== EXERCISE INSTRUCTIONS ==
Can you format every line of the data below as a JSON list of strings, one string per line, with blank lines and the pictures left out?

Element and box listings
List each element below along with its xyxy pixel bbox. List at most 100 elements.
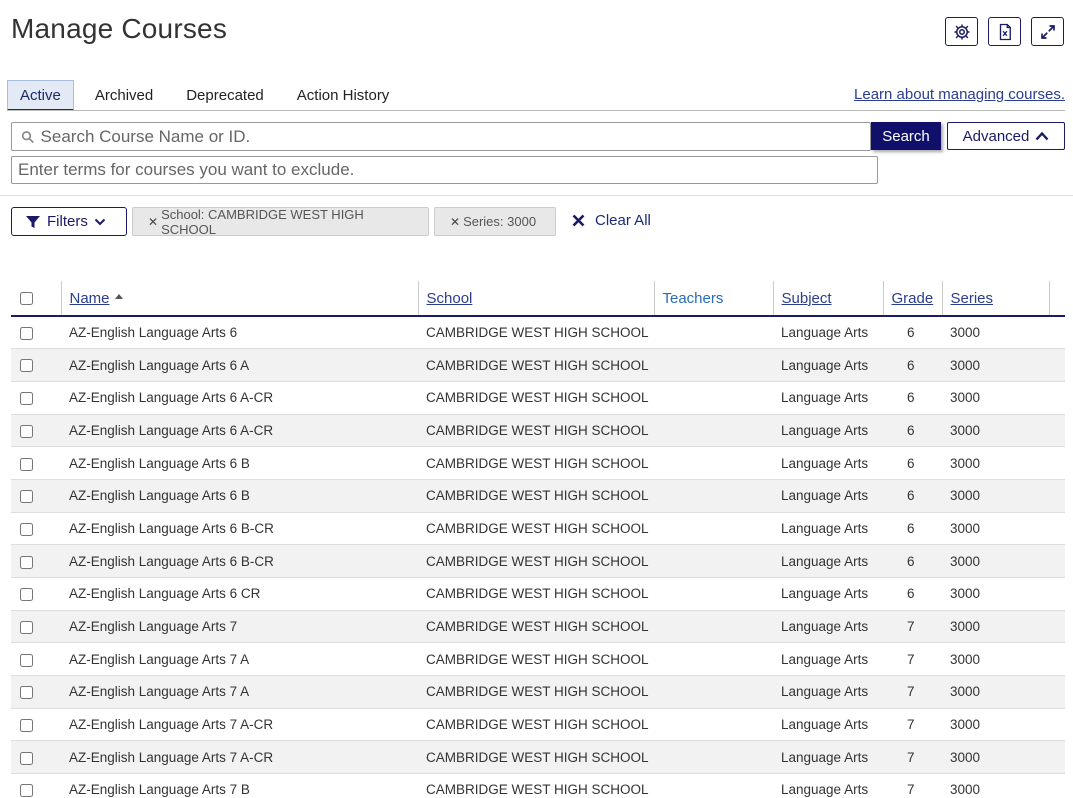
- cell-school: CAMBRIDGE WEST HIGH SCHOOL: [418, 642, 654, 677]
- cell-subject: Language Arts: [773, 381, 883, 415]
- filter-chip-school[interactable]: ✕ School: CAMBRIDGE WEST HIGH SCHOOL: [132, 206, 429, 237]
- cell-series: 3000: [942, 348, 1049, 382]
- cell-spacer: [1049, 512, 1065, 546]
- cell-name: AZ-English Language Arts 7 A-CR: [61, 708, 418, 742]
- fullscreen-button[interactable]: [1031, 17, 1064, 46]
- settings-button[interactable]: [945, 17, 978, 46]
- column-header-label[interactable]: School: [427, 290, 473, 307]
- cell-teachers: [654, 446, 773, 480]
- column-header-label[interactable]: Grade: [892, 290, 934, 307]
- table-row[interactable]: AZ-English Language Arts 6 B CAMBRIDGE WE…: [11, 479, 1065, 513]
- row-select-cell: [11, 740, 61, 775]
- row-checkbox[interactable]: [20, 555, 33, 569]
- filter-chip-label: School: CAMBRIDGE WEST HIGH SCHOOL: [161, 206, 364, 237]
- row-checkbox[interactable]: [20, 424, 33, 438]
- cell-spacer: [1049, 316, 1065, 350]
- table-row[interactable]: AZ-English Language Arts 6 A-CR CAMBRIDGE…: [11, 381, 1065, 415]
- clear-all-label: Clear All: [595, 212, 651, 229]
- row-checkbox[interactable]: [20, 686, 33, 700]
- column-header-school[interactable]: School: [417, 281, 654, 317]
- cell-grade: 6: [883, 414, 942, 448]
- row-checkbox[interactable]: [20, 588, 33, 602]
- cell-teachers: [654, 577, 773, 611]
- search-input[interactable]: [40, 126, 870, 147]
- table-row[interactable]: AZ-English Language Arts 6 A-CR CAMBRIDGE…: [11, 414, 1065, 448]
- column-header-label[interactable]: Name: [70, 290, 110, 307]
- row-checkbox[interactable]: [20, 522, 33, 536]
- cell-name: AZ-English Language Arts 6 B-CR: [61, 512, 418, 546]
- select-all-checkbox[interactable]: [20, 292, 33, 306]
- tab-active[interactable]: Active: [7, 80, 74, 111]
- excel-export-icon: [999, 23, 1011, 40]
- cell-teachers: [654, 708, 773, 742]
- row-select-cell: [11, 414, 61, 448]
- tab-deprecated[interactable]: Deprecated: [174, 80, 276, 111]
- remove-chip-icon[interactable]: ✕: [450, 215, 460, 229]
- table-row[interactable]: AZ-English Language Arts 6 CR CAMBRIDGE W…: [11, 577, 1065, 611]
- filter-chip-series[interactable]: ✕ Series: 3000: [434, 207, 556, 236]
- row-select-cell: [11, 610, 61, 644]
- table-row[interactable]: AZ-English Language Arts 7 CAMBRIDGE WEST…: [11, 610, 1065, 644]
- column-header-label[interactable]: Subject: [782, 290, 832, 307]
- cell-subject: Language Arts: [773, 675, 883, 709]
- cell-subject: Language Arts: [773, 642, 883, 677]
- cell-school: CAMBRIDGE WEST HIGH SCHOOL: [418, 446, 654, 480]
- filters-button[interactable]: Filters: [11, 207, 127, 236]
- table-row[interactable]: AZ-English Language Arts 6 A CAMBRIDGE WE…: [11, 348, 1065, 382]
- row-checkbox[interactable]: [20, 653, 33, 667]
- cell-name: AZ-English Language Arts 6 B: [61, 479, 418, 513]
- row-checkbox[interactable]: [20, 392, 33, 406]
- table-row[interactable]: AZ-English Language Arts 6 B-CR CAMBRIDGE…: [11, 512, 1065, 546]
- row-checkbox[interactable]: [20, 784, 33, 798]
- learn-about-link[interactable]: Learn about managing courses.: [854, 86, 1065, 103]
- row-checkbox[interactable]: [20, 719, 33, 733]
- table-row[interactable]: AZ-English Language Arts 6 B CAMBRIDGE WE…: [11, 446, 1065, 480]
- column-header-label[interactable]: Series: [951, 290, 994, 307]
- advanced-button[interactable]: Advanced: [947, 122, 1065, 150]
- clear-all-button[interactable]: Clear All: [572, 212, 651, 229]
- row-checkbox[interactable]: [20, 457, 33, 471]
- remove-chip-icon[interactable]: ✕: [148, 215, 158, 229]
- cell-series: 3000: [942, 381, 1049, 415]
- cell-teachers: [654, 381, 773, 415]
- cell-subject: Language Arts: [773, 316, 883, 350]
- tab-action-history[interactable]: Action History: [285, 80, 402, 111]
- advanced-label: Advanced: [962, 127, 1030, 145]
- row-checkbox[interactable]: [20, 327, 33, 341]
- cell-grade: 6: [883, 446, 942, 480]
- cell-school: CAMBRIDGE WEST HIGH SCHOOL: [418, 381, 654, 415]
- table-row[interactable]: AZ-English Language Arts 6 B-CR CAMBRIDGE…: [11, 544, 1065, 578]
- cell-grade: 7: [883, 675, 942, 709]
- row-select-cell: [11, 708, 61, 742]
- table-row[interactable]: AZ-English Language Arts 7 A-CR CAMBRIDGE…: [11, 740, 1065, 775]
- column-header-name[interactable]: Name: [60, 281, 418, 317]
- table-row[interactable]: AZ-English Language Arts 7 A CAMBRIDGE WE…: [11, 642, 1065, 677]
- row-checkbox[interactable]: [20, 490, 33, 504]
- row-select-cell: [11, 577, 61, 611]
- table-row[interactable]: AZ-English Language Arts 6 CAMBRIDGE WEST…: [11, 316, 1065, 350]
- table-row[interactable]: AZ-English Language Arts 7 A CAMBRIDGE WE…: [11, 675, 1065, 709]
- cell-spacer: [1049, 708, 1065, 742]
- tab-archived[interactable]: Archived: [83, 80, 165, 111]
- cell-teachers: [654, 610, 773, 644]
- divider: [0, 195, 1073, 196]
- row-checkbox[interactable]: [20, 359, 33, 373]
- sort-ascending-icon: [114, 293, 123, 299]
- table-row[interactable]: AZ-English Language Arts 7 A-CR CAMBRIDGE…: [11, 708, 1065, 742]
- cell-spacer: [1049, 675, 1065, 709]
- exclude-input[interactable]: [18, 160, 877, 180]
- column-header-subject[interactable]: Subject: [772, 281, 883, 317]
- cell-subject: Language Arts: [773, 414, 883, 448]
- cell-series: 3000: [942, 610, 1049, 644]
- export-excel-button[interactable]: [988, 17, 1021, 46]
- row-checkbox[interactable]: [20, 620, 33, 634]
- cell-subject: Language Arts: [773, 348, 883, 382]
- row-checkbox[interactable]: [20, 751, 33, 765]
- column-header-grade[interactable]: Grade: [882, 281, 942, 317]
- search-button[interactable]: Search: [871, 122, 941, 150]
- table-row[interactable]: AZ-English Language Arts 7 B CAMBRIDGE WE…: [11, 773, 1065, 798]
- column-header-series[interactable]: Series: [941, 281, 1049, 317]
- cell-grade: 6: [883, 381, 942, 415]
- cell-grade: 7: [883, 610, 942, 644]
- cell-school: CAMBRIDGE WEST HIGH SCHOOL: [418, 512, 654, 546]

== WRITTEN ANSWER ==
[
  "List each element below along with its xyxy pixel bbox. List at most 100 elements.",
  "- cell-school: CAMBRIDGE WEST HIGH SCHOOL: [418, 642, 654, 677]",
  "- cell-subject: Language Arts: [773, 381, 883, 415]",
  "- filter-chip-school[interactable]: ✕ School: CAMBRIDGE WEST HIGH SCHOOL: [132, 206, 429, 237]",
  "- cell-series: 3000: [942, 348, 1049, 382]",
  "- cell-spacer: [1049, 512, 1065, 546]",
  "- cell-name: AZ-English Language Arts 7 A-CR: [61, 708, 418, 742]",
  "- fullscreen-button[interactable]: [1031, 17, 1064, 46]",
  "- settings-button[interactable]: [945, 17, 978, 46]",
  "- column-header-label[interactable]: School: [427, 290, 473, 307]",
  "- cell-teachers: [654, 446, 773, 480]",
  "- column-header-label[interactable]: Grade: [892, 290, 934, 307]",
  "- table-row[interactable]: AZ-English Language Arts 6 B CAMBRIDGE WE…: [11, 479, 1065, 513]",
  "- row-select-cell: [11, 740, 61, 775]",
  "- row-checkbox[interactable]: [20, 555, 33, 569]",
  "- filter-chip-label: School: CAMBRIDGE WEST HIGH SCHOOL: [161, 206, 364, 237]",
  "- row-checkbox[interactable]: [20, 424, 33, 438]",
  "- cell-spacer: [1049, 316, 1065, 350]",
  "- table-row[interactable]: AZ-English Language Arts 6 A-CR CAMBRIDGE…: [11, 381, 1065, 415]",
  "- clear-all-label: Clear All: [595, 212, 651, 229]",
  "- row-checkbox[interactable]: [20, 686, 33, 700]",
  "- column-header-school[interactable]: School: [417, 281, 654, 317]",
  "- cell-grade: 6: [883, 414, 942, 448]",
  "- row-checkbox[interactable]: [20, 588, 33, 602]",
  "- cell-teachers: [654, 577, 773, 611]",
  "- search-input[interactable]: [40, 126, 870, 147]",
  "- table-row[interactable]: AZ-English Language Arts 6 A-CR CAMBRIDGE…: [11, 414, 1065, 448]",
  "- column-header-label[interactable]: Name: [70, 290, 110, 307]",
  "- row-checkbox[interactable]: [20, 522, 33, 536]",
  "- cell-name: AZ-English Language Arts 6 B-CR: [61, 512, 418, 546]",
  "- select-all-checkbox[interactable]: [20, 292, 33, 306]",
  "- tab-active[interactable]: Active: [7, 80, 74, 111]",
  "- excel-export-icon: [999, 23, 1011, 40]",
  "- cell-teachers: [654, 708, 773, 742]",
  "- row-select-cell: [11, 414, 61, 448]",
  "- tab-deprecated[interactable]: Deprecated: [174, 80, 276, 111]",
  "- remove-chip-icon[interactable]: ✕: [450, 215, 460, 229]",
  "- table-row[interactable]: AZ-English Language Arts 6 CR CAMBRIDGE W…: [11, 577, 1065, 611]",
  "- filter-chip-series[interactable]: ✕ Series: 3000: [434, 207, 556, 236]",
  "- row-select-cell: [11, 610, 61, 644]",
  "- table-row[interactable]: AZ-English Language Arts 7 CAMBRIDGE WEST…: [11, 610, 1065, 644]",
  "- column-header-label[interactable]: Subject: [782, 290, 832, 307]",
  "- cell-subject: Language Arts: [773, 675, 883, 709]",
  "- cell-subject: Language Arts: [773, 642, 883, 677]",
  "- cell-school: CAMBRIDGE WEST HIGH SCHOOL: [418, 446, 654, 480]",
  "- filters-button[interactable]: Filters: [11, 207, 127, 236]",
  "- table-row[interactable]: AZ-English Language Arts 6 A CAMBRIDGE WE…: [11, 348, 1065, 382]",
  "- row-checkbox[interactable]: [20, 653, 33, 667]",
  "- cell-name: AZ-English Language Arts 6 B: [61, 479, 418, 513]",
  "- row-checkbox[interactable]: [20, 392, 33, 406]",
  "- table-row[interactable]: AZ-English Language Arts 6 B-CR CAMBRIDGE…: [11, 512, 1065, 546]",
  "- row-checkbox[interactable]: [20, 784, 33, 798]",
  "- learn-about-link[interactable]: Learn about managing courses.: [854, 86, 1065, 103]",
  "- row-checkbox[interactable]: [20, 719, 33, 733]",
  "- table-row[interactable]: AZ-English Language Arts 6 B CAMBRIDGE WE…: [11, 446, 1065, 480]",
  "- column-header-label[interactable]: Series: [951, 290, 994, 307]",
  "- advanced-button[interactable]: Advanced: [947, 122, 1065, 150]",
  "- clear-all-button[interactable]: Clear All: [572, 212, 651, 229]",
  "- row-checkbox[interactable]: [20, 457, 33, 471]",
  "- remove-chip-icon[interactable]: ✕: [148, 215, 158, 229]",
  "- cell-series: 3000: [942, 381, 1049, 415]",
  "- cell-teachers: [654, 381, 773, 415]",
  "- cell-subject: Language Arts: [773, 316, 883, 350]",
  "- tab-action-history[interactable]: Action History: [285, 80, 402, 111]",
  "- advanced-label: Advanced: [962, 127, 1030, 145]",
  "- row-checkbox[interactable]: [20, 327, 33, 341]",
  "- cell-grade: 6: [883, 446, 942, 480]",
  "- cell-school: CAMBRIDGE WEST HIGH SCHOOL: [418, 381, 654, 415]",
  "- table-row[interactable]: AZ-English Language Arts 6 B-CR CAMBRIDGE…: [11, 544, 1065, 578]",
  "- cell-grade: 7: [883, 675, 942, 709]",
  "- row-select-cell: [11, 708, 61, 742]",
  "- table-row[interactable]: AZ-English Language Arts 7 A-CR CAMBRIDGE…: [11, 740, 1065, 775]",
  "- column-header-name[interactable]: Name: [60, 281, 418, 317]",
  "- table-row[interactable]: AZ-English Language Arts 7 A CAMBRIDGE WE…: [11, 642, 1065, 677]",
  "- row-checkbox[interactable]: [20, 490, 33, 504]",
  "- row-select-cell: [11, 577, 61, 611]",
  "- table-row[interactable]: AZ-English Language Arts 6 CAMBRIDGE WEST…: [11, 316, 1065, 350]",
  "- table-row[interactable]: AZ-English Language Arts 7 A CAMBRIDGE WE…: [11, 675, 1065, 709]",
  "- cell-spacer: [1049, 708, 1065, 742]",
  "- tab-archived[interactable]: Archived: [83, 80, 165, 111]",
  "- cell-teachers: [654, 610, 773, 644]",
  "- divider: [0, 195, 1073, 196]",
  "- row-checkbox[interactable]: [20, 359, 33, 373]",
  "- sort-ascending-icon: [114, 293, 123, 299]",
  "- table-row[interactable]: AZ-English Language Arts 7 A-CR CAMBRIDGE…: [11, 708, 1065, 742]",
  "- cell-spacer: [1049, 675, 1065, 709]",
  "- exclude-input[interactable]: [18, 160, 877, 180]",
  "- column-header-subject[interactable]: Subject: [772, 281, 883, 317]",
  "- cell-subject: Language Arts: [773, 414, 883, 448]",
  "- cell-series: 3000: [942, 610, 1049, 644]",
  "- export-excel-button[interactable]: [988, 17, 1021, 46]",
  "- row-checkbox[interactable]: [20, 620, 33, 634]",
  "- cell-subject: Language Arts: [773, 348, 883, 382]",
  "- row-checkbox[interactable]: [20, 751, 33, 765]",
  "- column-header-grade[interactable]: Grade: [882, 281, 942, 317]",
  "- search-button[interactable]: Search: [871, 122, 941, 150]",
  "- table-row[interactable]: AZ-English Language Arts 7 B CAMBRIDGE WE…: [11, 773, 1065, 798]",
  "- column-header-series[interactable]: Series: [941, 281, 1049, 317]",
  "- cell-grade: 6: [883, 381, 942, 415]",
  "- cell-grade: 7: [883, 610, 942, 644]",
  "- cell-school: CAMBRIDGE WEST HIGH SCHOOL: [418, 512, 654, 546]"
]